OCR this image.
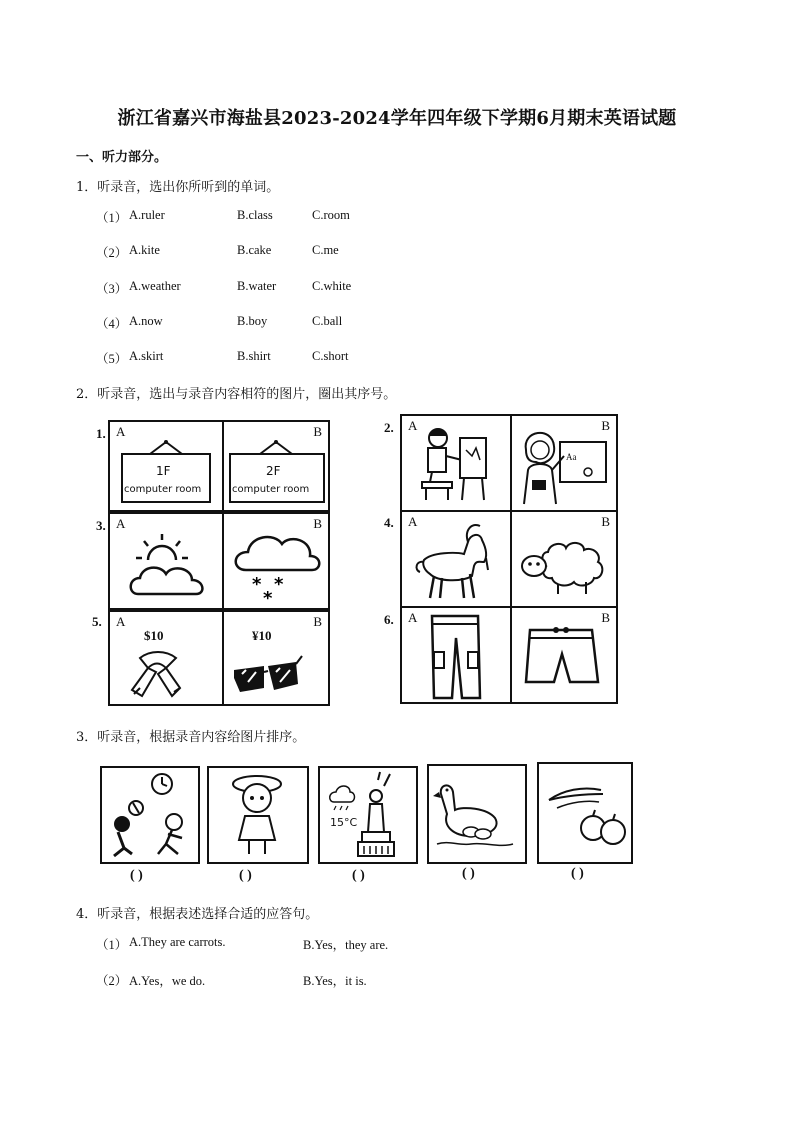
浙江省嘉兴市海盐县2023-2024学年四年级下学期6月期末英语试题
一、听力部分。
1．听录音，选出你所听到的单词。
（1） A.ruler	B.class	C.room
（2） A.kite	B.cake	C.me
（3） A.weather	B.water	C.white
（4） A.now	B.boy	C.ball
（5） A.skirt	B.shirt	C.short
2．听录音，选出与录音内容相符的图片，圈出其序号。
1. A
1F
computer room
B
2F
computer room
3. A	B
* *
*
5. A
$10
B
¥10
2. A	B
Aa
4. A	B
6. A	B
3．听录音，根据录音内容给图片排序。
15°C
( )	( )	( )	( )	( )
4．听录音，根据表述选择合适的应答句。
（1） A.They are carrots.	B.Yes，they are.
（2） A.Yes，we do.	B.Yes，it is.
■ ■ ■
EXERCISE BRIEF> Output the records above exactly as they are, leaving out the pictures.

RESPONSE FOR THIS EXERCISE>
OCR this image.
浙江省嘉兴市海盐县2023-2024学年四年级下学期6月期末英语试题
一、听力部分。
1．听录音，选出你所听到的单词。
（1） A.ruler	B.class	C.room
（2） A.kite	B.cake	C.me
（3） A.weather	B.water	C.white
（4） A.now	B.boy	C.ball
（5） A.skirt	B.shirt	C.short
2．听录音，选出与录音内容相符的图片，圈出其序号。
1. A
1F
computer room
B
2F
computer room
3. A	B
* *
*
5. A
$10
B
¥10
2. A	B
Aa
4. A	B
6. A	B
3．听录音，根据录音内容给图片排序。
15°C
( )	( )	( )	( )	( )
4．听录音，根据表述选择合适的应答句。
（1） A.They are carrots.	B.Yes，they are.
（2） A.Yes，we do.	B.Yes，it is.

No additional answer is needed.